# TO BE DONE
In the listing below, locate the lines that hold "Pages" and copy them.

---- SUPPLIED MATERIAL

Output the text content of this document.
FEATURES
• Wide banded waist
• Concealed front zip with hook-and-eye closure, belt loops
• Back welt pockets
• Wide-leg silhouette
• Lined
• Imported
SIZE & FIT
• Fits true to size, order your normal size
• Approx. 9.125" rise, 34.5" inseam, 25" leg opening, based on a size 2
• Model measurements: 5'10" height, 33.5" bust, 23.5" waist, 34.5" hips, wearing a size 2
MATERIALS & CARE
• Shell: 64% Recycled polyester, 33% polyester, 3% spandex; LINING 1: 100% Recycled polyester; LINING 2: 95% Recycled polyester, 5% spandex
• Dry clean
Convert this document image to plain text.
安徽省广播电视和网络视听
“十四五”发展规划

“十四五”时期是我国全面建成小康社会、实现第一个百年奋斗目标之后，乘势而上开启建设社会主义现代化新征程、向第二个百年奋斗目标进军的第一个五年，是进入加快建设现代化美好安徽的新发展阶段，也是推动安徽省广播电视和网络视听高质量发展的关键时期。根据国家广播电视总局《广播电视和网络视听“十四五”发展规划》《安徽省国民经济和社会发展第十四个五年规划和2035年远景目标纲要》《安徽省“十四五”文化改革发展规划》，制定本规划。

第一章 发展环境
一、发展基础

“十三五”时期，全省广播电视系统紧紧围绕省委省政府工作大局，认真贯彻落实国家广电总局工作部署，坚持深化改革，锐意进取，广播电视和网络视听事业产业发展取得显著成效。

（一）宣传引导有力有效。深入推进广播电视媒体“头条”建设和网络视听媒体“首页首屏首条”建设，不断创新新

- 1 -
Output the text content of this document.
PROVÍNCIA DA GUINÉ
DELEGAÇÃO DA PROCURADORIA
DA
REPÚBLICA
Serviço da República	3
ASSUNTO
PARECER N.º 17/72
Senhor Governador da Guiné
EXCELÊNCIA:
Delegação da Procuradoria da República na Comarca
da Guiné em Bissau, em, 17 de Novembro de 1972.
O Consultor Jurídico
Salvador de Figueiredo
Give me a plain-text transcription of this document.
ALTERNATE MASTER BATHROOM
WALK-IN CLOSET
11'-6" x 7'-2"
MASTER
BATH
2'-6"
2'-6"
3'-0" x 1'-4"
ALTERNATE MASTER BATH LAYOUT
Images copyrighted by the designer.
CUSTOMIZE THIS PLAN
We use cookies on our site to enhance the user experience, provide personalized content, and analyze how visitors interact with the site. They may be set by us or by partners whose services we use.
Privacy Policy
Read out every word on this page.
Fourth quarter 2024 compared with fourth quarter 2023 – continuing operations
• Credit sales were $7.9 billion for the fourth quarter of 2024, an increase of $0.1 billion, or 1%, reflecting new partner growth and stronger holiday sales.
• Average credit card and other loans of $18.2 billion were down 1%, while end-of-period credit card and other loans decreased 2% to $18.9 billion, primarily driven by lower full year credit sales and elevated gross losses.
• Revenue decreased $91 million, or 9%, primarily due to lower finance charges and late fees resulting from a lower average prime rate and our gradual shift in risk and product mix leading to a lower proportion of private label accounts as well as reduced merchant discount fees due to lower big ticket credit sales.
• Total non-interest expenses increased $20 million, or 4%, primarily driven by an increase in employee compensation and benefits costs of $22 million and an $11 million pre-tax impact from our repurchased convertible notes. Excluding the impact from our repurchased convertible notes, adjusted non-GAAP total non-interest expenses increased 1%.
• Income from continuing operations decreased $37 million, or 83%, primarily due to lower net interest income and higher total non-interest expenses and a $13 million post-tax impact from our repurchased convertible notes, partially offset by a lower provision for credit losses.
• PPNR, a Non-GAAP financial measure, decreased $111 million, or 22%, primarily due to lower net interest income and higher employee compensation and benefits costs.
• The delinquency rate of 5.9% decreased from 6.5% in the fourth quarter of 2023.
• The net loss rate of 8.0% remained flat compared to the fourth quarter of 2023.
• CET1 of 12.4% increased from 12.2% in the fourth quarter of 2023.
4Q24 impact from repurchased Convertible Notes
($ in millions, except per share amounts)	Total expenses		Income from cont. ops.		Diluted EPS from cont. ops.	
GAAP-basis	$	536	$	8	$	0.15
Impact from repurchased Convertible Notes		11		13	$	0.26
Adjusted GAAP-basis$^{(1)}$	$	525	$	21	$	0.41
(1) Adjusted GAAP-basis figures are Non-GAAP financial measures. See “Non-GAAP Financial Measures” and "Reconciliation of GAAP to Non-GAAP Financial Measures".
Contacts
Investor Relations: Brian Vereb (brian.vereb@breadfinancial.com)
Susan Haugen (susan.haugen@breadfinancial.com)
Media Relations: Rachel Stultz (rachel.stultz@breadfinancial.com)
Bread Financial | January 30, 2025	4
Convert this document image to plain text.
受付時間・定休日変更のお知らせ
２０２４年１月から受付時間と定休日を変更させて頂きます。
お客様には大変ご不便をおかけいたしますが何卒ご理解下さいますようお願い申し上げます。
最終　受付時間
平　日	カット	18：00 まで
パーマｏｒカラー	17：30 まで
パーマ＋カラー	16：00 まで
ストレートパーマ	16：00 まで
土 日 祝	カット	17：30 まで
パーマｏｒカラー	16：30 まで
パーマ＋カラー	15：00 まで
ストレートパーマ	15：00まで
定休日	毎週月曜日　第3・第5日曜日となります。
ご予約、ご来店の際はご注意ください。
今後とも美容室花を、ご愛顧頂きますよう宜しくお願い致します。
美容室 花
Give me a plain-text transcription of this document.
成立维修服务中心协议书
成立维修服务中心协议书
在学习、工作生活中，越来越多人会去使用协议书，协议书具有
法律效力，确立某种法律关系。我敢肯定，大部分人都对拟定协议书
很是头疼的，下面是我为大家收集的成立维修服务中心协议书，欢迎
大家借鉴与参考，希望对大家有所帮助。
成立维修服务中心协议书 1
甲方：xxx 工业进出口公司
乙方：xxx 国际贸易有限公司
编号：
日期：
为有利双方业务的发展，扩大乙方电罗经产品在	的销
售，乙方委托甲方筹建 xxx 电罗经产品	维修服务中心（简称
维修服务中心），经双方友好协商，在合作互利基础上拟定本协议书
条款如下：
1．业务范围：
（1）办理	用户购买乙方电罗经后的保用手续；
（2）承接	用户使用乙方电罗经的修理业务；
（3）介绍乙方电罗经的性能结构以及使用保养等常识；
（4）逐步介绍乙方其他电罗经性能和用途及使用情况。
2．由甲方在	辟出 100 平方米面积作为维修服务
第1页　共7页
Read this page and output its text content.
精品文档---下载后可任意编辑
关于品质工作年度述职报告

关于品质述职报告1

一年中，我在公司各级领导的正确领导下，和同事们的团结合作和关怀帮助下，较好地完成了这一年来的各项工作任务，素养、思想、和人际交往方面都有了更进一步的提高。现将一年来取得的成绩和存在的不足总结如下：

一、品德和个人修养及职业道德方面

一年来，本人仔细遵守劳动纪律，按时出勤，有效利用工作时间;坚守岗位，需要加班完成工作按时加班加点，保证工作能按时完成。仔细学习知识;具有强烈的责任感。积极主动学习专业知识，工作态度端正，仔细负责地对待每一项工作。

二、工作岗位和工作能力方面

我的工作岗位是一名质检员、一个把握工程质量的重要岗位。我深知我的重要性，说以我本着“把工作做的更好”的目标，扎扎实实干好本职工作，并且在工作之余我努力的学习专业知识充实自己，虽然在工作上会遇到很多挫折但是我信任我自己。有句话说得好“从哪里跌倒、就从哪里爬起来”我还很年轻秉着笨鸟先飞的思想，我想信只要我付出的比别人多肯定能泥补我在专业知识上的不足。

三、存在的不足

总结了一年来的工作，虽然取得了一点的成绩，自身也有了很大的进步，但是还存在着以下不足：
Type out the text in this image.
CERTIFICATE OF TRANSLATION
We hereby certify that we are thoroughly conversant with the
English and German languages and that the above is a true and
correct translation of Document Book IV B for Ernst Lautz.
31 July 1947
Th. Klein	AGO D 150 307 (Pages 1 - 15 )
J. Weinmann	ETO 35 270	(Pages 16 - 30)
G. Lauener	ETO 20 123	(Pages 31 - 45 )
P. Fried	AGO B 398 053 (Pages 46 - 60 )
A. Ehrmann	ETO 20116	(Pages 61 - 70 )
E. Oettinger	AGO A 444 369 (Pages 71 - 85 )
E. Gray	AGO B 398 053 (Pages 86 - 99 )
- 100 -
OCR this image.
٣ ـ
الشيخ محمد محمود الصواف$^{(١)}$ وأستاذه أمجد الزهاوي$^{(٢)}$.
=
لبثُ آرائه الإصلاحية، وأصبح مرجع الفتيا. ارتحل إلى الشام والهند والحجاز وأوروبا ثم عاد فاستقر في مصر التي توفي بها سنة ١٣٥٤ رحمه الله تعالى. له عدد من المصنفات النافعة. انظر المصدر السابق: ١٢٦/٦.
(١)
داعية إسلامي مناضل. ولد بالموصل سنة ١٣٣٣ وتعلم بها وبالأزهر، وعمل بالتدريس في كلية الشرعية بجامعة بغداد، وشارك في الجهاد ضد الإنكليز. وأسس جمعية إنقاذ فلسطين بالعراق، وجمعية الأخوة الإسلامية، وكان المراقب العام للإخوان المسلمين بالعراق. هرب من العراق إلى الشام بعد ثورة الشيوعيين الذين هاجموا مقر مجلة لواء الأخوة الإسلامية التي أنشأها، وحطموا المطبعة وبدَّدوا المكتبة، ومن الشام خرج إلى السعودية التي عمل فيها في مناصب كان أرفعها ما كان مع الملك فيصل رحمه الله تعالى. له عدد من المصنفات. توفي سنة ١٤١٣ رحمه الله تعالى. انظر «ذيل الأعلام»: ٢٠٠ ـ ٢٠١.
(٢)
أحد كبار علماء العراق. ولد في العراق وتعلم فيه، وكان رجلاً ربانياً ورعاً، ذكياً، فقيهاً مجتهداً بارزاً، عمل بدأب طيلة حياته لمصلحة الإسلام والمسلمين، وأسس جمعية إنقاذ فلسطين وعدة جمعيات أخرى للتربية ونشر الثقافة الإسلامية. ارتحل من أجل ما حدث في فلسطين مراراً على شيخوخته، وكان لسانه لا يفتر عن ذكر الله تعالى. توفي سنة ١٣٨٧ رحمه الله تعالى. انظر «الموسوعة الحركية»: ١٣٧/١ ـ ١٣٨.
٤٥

--------

# RESULT FOR THIS EXERCISE
Th. Klein	AGO D 150 307 (Pages 1 - 15 )
J. Weinmann	ETO 35 270	(Pages 16 - 30)
G. Lauener	ETO 20 123	(Pages 31 - 45 )
P. Fried	AGO B 398 053 (Pages 46 - 60 )
A. Ehrmann	ETO 20116	(Pages 61 - 70 )
E. Oettinger	AGO A 444 369 (Pages 71 - 85 )
E. Gray	AGO B 398 053 (Pages 86 - 99 )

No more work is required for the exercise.